Directions: Return every line below in which "блюд" appears.

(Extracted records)
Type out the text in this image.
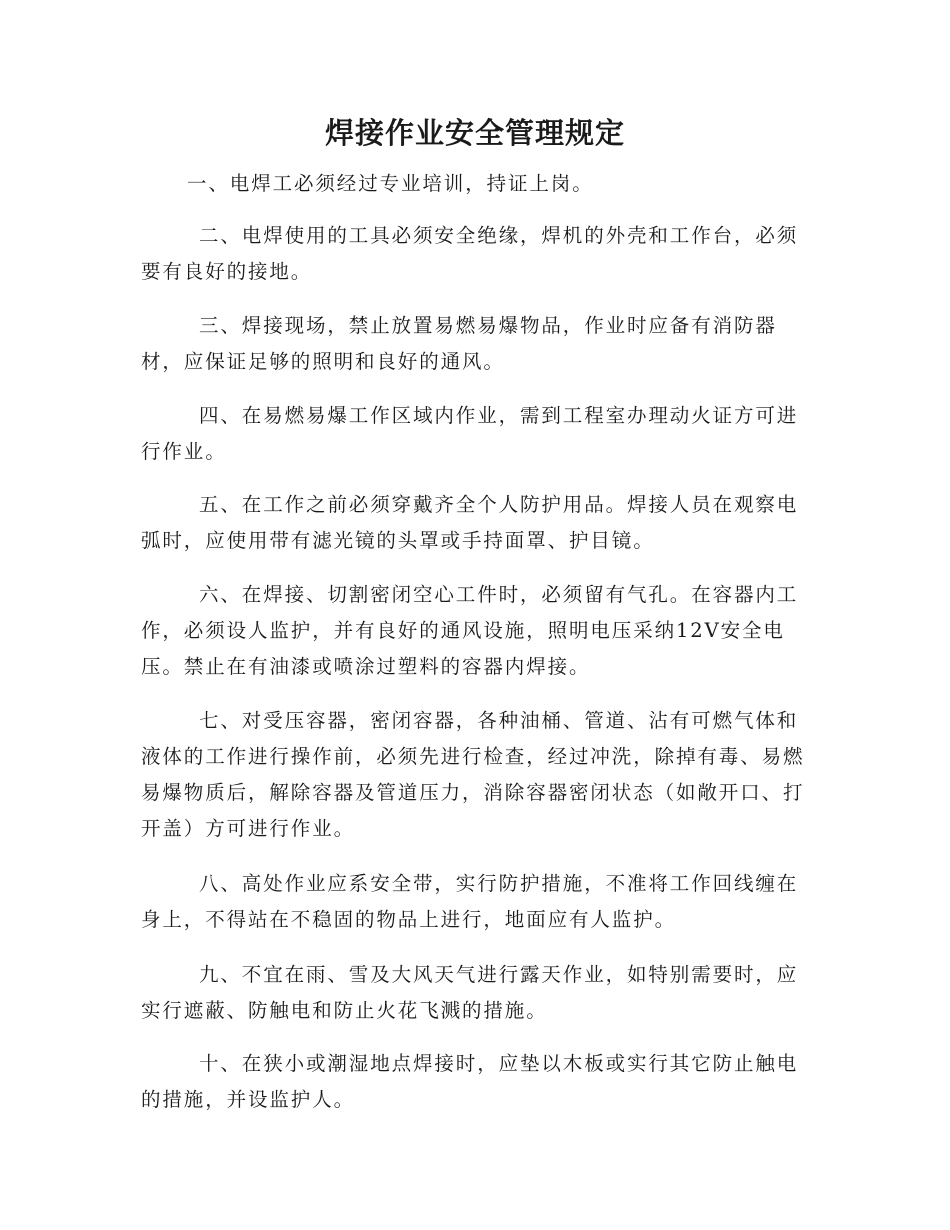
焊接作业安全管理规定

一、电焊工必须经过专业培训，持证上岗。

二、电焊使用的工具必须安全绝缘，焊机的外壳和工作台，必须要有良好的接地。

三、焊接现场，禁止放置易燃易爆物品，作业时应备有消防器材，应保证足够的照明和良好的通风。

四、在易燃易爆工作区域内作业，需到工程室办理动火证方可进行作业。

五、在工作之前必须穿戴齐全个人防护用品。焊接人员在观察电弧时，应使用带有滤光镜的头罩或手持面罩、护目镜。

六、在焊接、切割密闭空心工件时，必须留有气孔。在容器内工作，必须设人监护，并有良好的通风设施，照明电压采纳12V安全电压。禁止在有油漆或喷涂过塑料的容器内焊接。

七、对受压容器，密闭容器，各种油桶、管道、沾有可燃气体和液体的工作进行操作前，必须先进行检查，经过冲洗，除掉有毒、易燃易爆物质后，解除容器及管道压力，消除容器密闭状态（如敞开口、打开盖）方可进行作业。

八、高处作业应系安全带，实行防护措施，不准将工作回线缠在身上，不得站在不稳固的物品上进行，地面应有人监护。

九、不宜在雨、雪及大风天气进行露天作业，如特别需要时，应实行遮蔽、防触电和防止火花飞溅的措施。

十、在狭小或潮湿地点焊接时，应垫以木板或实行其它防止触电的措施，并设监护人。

--

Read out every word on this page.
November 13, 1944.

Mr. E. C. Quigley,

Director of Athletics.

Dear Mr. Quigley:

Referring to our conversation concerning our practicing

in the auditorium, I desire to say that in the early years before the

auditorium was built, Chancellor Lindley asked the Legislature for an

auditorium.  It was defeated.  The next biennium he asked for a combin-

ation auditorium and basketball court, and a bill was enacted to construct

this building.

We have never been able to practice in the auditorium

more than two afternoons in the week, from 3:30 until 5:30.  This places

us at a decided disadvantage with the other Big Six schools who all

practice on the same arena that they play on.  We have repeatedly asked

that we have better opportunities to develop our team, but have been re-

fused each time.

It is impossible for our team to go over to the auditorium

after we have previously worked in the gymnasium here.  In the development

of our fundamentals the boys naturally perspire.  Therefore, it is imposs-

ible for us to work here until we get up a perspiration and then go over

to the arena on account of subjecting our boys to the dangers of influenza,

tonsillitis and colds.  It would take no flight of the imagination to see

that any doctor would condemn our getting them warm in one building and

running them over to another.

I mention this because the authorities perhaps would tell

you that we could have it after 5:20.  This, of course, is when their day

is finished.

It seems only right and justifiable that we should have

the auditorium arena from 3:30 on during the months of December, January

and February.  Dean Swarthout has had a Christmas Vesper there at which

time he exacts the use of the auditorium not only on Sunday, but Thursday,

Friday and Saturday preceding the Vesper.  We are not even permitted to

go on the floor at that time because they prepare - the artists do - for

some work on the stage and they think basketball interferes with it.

==

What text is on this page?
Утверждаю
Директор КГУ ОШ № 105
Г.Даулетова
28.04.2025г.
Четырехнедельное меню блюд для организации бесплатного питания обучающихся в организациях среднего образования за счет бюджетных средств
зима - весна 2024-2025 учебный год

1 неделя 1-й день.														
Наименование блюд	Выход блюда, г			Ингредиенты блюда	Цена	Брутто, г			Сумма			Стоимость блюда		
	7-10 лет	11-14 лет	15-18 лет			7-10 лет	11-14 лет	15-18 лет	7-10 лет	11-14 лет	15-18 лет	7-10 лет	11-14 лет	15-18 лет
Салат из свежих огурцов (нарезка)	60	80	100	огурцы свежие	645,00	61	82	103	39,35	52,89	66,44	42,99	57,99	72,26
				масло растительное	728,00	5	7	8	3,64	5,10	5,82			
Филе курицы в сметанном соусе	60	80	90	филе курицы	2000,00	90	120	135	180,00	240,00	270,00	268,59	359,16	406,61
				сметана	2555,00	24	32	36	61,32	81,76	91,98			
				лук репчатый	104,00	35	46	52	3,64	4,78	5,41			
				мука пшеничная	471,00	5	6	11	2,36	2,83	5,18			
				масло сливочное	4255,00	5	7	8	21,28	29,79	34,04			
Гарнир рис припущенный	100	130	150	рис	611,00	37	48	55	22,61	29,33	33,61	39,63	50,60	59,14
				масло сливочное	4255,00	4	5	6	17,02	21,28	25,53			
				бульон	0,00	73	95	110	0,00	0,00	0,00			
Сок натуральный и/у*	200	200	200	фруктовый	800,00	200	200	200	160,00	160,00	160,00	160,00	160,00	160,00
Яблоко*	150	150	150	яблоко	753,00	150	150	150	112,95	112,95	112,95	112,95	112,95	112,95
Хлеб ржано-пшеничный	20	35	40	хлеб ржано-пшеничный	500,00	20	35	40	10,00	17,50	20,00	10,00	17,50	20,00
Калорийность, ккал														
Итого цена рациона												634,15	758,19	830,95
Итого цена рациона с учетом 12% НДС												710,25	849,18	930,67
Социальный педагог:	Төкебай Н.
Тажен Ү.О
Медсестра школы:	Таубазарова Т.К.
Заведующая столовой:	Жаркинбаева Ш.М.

Solution for this exercise:
Четырехнедельное меню блюд для организации бесплатного питания обучающихся в организациях среднего образования за счет бюджетных средств
Наименование блюд	Выход блюда, г			Ингредиенты блюда	Цена	Брутто, г			Сумма			Стоимость блюда		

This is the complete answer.